───── RECORDS SHOWN
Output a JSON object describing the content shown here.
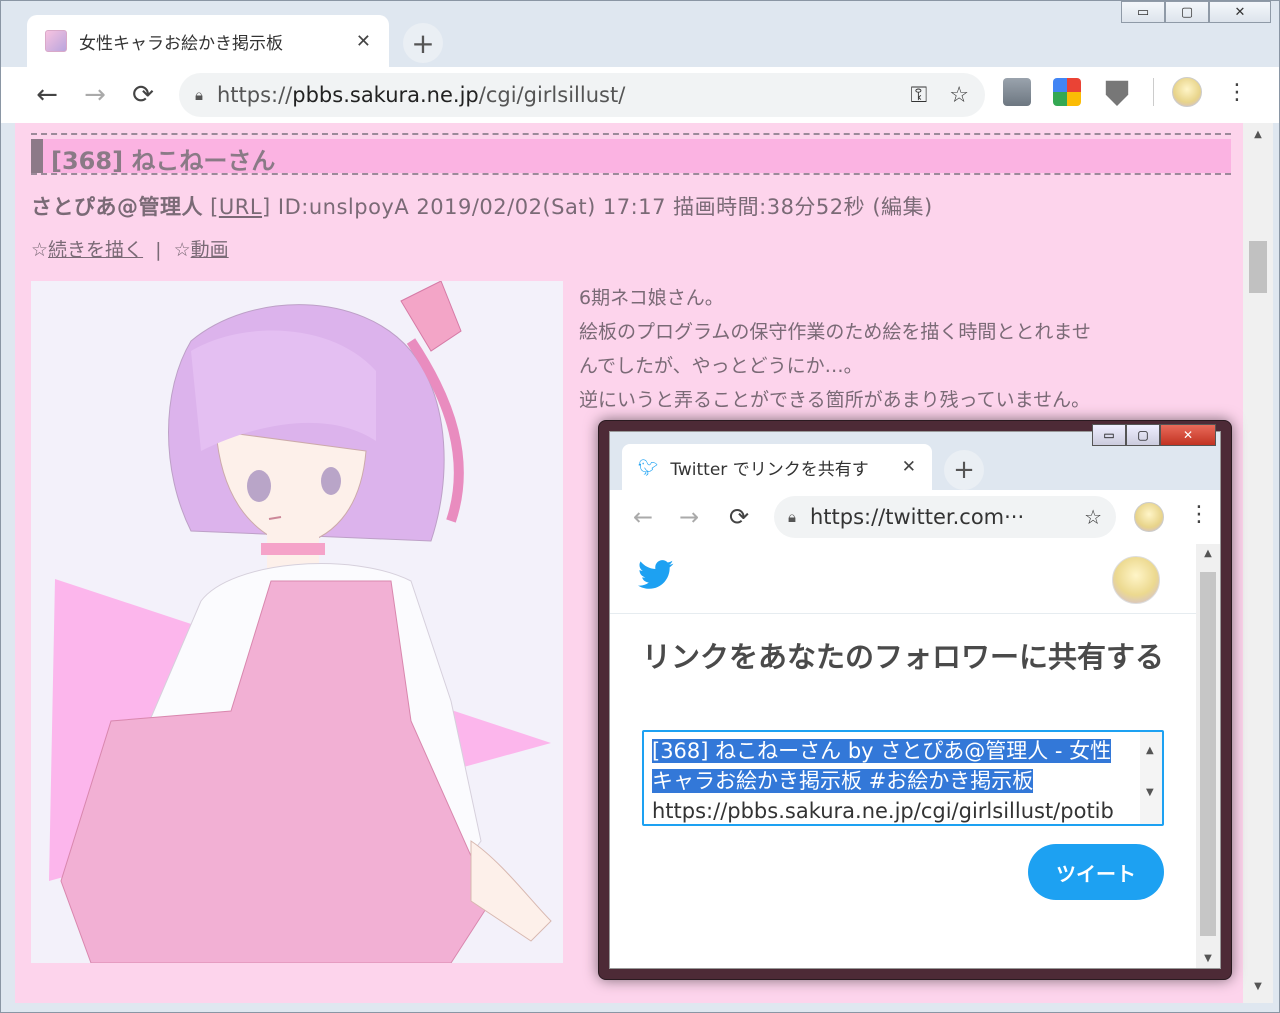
{
  "browser": {
    "tab": {
      "title": "女性キャラお絵かき掲示板",
      "close": "✕"
    },
    "new_tab": "+",
    "controls": {
      "minimize": "▭",
      "maximize": "▢",
      "close": "✕"
    },
    "url": {
      "scheme": "https://",
      "host": "pbbs.sakura.ne.jp",
      "path": "/cgi/girlsillust/"
    },
    "nav": {
      "back": "←",
      "forward": "→",
      "reload": "⟳"
    },
    "key_icon": "⚿",
    "star_icon": "☆",
    "menu": "⋮"
  },
  "post": {
    "heading": "[368] ねこねーさん",
    "author": "さとぴあ@管理人",
    "url_link": "URL",
    "meta_rest": "ID:unslpoyA  2019/02/02(Sat) 17:17  描画時間:38分52秒",
    "edit_link": "編集",
    "continue_link": "続きを描く",
    "video_link": "動画",
    "body_lines": [
      "6期ネコ娘さん。",
      "絵板のプログラムの保守作業のため絵を描く時間ととれませ",
      "んでしたが、やっとどうにか…。",
      "逆にいうと弄ることができる箇所があまり残っていません。"
    ]
  },
  "popup": {
    "tab_title": "Twitter でリンクを共有す",
    "tab_close": "✕",
    "new_tab": "+",
    "controls": {
      "minimize": "▭",
      "maximize": "▢",
      "close": "✕"
    },
    "url": "https://twitter.com···",
    "nav": {
      "back": "←",
      "forward": "→",
      "reload": "⟳"
    },
    "star": "☆",
    "menu": "⋮",
    "share_title": "リンクをあなたのフォロワーに共有する",
    "tweet_selected_1": "[368] ねこねーさん by さとぴあ@管理人 - 女性",
    "tweet_selected_2": "キャラお絵かき掲示板 #お絵かき掲示板",
    "tweet_url": "https://pbbs.sakura.ne.jp/cgi/girlsillust/potib",
    "tweet_button": "ツイート"
  },
  "colors": {
    "page_bg": "#fdd4ec",
    "heading_bar": "#fbb3e2",
    "twitter_blue": "#1da1f2",
    "selection": "#3378d8"
  }
}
──────────
**WORK TO DO**:
Of the lines above, how many include the word "https"? Reply with the number only.

**CORRECT RESPONSE**:
3